## Your instructions
Return, word for word, only the lines from the one containing "What data populates" through the last line of the entries.

## Chart and figure data
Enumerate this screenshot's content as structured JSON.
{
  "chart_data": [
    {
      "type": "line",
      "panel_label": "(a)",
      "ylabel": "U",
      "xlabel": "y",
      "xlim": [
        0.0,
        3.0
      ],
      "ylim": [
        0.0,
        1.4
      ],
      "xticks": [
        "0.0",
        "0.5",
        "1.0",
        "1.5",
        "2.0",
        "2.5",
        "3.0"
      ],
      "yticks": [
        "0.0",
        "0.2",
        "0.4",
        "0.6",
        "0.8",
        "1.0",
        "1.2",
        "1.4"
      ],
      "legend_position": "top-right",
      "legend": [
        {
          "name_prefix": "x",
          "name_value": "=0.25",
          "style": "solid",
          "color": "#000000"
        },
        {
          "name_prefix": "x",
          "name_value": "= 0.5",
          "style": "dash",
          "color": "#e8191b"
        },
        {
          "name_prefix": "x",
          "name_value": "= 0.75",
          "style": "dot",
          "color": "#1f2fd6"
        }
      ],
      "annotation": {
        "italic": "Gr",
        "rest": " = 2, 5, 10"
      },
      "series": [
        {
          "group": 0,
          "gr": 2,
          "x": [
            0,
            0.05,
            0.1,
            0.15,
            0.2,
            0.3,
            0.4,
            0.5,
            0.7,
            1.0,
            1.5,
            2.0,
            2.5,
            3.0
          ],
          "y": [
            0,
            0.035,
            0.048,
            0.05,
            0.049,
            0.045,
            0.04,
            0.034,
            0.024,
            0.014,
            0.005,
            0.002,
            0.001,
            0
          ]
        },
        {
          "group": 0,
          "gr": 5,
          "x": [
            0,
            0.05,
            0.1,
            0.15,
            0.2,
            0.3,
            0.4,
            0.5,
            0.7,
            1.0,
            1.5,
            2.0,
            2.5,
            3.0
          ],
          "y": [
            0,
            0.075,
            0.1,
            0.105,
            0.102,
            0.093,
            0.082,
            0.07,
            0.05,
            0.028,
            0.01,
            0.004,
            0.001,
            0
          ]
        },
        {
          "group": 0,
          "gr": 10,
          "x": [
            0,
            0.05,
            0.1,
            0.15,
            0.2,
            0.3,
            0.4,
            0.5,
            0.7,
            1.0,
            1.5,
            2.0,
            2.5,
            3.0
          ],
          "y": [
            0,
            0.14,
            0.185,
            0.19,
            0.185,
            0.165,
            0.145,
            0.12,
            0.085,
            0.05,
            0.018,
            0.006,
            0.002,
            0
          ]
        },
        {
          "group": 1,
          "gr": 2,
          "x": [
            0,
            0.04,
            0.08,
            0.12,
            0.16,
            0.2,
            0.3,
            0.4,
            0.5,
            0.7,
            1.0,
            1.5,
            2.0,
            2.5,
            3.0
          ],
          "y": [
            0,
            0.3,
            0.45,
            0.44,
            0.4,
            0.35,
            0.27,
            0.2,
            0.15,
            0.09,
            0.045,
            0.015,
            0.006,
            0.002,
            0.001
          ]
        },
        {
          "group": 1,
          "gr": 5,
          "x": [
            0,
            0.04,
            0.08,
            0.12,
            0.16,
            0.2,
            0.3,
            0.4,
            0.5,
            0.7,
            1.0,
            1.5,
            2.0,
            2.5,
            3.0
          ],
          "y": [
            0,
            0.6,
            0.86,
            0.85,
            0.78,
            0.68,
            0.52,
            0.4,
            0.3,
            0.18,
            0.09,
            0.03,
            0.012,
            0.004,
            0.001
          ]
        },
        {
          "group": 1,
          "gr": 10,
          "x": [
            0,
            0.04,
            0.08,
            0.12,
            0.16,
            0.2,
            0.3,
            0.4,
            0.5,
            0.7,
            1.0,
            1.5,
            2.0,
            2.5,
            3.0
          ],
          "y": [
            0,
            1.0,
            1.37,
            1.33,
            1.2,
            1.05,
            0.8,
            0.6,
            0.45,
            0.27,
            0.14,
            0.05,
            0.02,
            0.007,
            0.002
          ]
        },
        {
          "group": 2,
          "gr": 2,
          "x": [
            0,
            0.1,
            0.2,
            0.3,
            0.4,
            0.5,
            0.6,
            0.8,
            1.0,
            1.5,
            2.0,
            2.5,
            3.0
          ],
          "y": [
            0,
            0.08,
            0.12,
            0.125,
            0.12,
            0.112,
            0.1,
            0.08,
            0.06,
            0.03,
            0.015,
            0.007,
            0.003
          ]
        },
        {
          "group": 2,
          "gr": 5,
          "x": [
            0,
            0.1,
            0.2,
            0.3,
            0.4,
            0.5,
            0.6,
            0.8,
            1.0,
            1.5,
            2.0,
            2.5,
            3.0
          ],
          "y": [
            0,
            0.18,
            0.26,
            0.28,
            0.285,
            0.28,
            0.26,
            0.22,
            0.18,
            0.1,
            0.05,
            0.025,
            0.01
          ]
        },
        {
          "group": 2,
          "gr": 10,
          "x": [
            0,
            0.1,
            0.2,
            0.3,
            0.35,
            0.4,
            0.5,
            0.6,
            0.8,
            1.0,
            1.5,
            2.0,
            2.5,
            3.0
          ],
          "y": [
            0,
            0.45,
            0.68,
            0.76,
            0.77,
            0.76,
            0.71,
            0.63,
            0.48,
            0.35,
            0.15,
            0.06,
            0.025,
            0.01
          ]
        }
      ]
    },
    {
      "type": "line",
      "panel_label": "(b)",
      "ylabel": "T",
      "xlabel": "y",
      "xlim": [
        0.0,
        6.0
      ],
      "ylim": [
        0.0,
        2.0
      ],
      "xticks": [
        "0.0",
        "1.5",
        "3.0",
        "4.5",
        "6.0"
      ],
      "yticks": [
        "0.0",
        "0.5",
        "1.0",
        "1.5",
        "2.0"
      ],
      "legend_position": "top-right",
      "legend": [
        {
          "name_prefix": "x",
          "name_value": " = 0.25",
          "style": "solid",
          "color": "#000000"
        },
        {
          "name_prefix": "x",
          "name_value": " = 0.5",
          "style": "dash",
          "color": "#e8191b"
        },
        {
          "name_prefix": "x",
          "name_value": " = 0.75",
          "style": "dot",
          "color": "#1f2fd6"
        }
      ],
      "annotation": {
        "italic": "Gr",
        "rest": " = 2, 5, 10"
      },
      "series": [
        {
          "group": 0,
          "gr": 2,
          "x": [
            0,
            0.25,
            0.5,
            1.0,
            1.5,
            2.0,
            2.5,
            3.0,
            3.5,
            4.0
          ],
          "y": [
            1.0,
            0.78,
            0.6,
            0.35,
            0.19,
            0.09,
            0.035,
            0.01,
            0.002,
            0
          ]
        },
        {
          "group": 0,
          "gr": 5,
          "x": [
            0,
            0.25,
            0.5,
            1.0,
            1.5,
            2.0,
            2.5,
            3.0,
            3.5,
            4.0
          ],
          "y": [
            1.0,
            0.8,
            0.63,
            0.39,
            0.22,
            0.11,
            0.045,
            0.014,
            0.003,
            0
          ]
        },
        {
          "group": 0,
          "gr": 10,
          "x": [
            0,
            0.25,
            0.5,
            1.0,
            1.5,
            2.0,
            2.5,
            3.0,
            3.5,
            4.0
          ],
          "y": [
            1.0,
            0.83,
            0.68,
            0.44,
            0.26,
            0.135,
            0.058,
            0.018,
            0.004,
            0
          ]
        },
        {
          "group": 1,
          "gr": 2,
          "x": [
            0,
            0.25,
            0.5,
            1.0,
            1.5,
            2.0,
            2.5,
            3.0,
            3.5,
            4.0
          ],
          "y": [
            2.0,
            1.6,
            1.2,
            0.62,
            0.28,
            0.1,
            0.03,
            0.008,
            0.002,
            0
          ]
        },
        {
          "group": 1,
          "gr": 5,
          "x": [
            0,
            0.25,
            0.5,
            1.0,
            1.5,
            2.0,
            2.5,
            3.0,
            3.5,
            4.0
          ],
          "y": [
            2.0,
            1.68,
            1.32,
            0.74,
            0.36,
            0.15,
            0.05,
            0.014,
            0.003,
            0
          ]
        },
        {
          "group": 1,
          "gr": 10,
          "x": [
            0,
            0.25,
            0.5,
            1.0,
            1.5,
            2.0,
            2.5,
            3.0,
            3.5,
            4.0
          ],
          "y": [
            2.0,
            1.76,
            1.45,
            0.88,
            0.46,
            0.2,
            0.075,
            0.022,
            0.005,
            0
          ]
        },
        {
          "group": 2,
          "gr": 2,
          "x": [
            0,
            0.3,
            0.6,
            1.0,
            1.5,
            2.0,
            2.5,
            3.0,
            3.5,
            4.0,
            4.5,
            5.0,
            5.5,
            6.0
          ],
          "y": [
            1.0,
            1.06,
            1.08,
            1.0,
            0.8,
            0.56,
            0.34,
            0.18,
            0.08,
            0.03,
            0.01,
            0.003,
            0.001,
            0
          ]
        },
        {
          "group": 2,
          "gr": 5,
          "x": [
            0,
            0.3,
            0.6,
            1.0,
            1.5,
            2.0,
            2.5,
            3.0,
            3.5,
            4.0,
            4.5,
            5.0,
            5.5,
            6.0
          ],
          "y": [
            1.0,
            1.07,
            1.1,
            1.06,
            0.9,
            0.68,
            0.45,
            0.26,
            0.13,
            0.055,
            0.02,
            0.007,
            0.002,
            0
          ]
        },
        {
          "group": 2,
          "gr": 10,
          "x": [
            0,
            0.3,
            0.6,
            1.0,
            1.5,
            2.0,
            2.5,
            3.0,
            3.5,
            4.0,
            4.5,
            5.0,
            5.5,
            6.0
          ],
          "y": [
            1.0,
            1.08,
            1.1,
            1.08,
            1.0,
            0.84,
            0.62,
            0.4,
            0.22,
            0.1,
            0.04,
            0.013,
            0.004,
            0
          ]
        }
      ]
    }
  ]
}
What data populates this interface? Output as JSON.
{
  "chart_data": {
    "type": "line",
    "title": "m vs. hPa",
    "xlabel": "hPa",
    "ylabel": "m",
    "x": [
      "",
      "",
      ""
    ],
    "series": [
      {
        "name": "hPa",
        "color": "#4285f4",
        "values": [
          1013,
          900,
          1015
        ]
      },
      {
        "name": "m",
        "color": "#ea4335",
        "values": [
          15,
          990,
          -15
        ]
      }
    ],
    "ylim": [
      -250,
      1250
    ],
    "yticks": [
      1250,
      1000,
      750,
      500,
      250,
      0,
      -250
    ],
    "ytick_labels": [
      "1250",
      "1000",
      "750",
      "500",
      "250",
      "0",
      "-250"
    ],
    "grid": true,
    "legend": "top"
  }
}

## The output
What data populates this interface? Output as JSON.
{
  "chart_data": {
    "type": "line",
    "title": "m vs. hPa",
    "xlabel": "hPa",
    "ylabel": "m",
    "x": [
      "",
      "",
      ""
    ],
    "series": [
      {
        "name": "hPa",
        "color": "#4285f4",
        "values": [
          1013,
          900,
          1015
        ]
      },
      {
        "name": "m",
        "color": "#ea4335",
        "values": [
          15,
          990,
          -15
        ]
      }
    ],
    "ylim": [
      -250,
      1250
    ],
    "yticks": [
      1250,
      1000,
      750,
      500,
      250,
      0,
      -250
    ],
    "ytick_labels": [
      "1250",
      "1000",
      "750",
      "500",
      "250",
      "0",
      "-250"
    ],
    "grid": true,
    "legend": "top"
  }
}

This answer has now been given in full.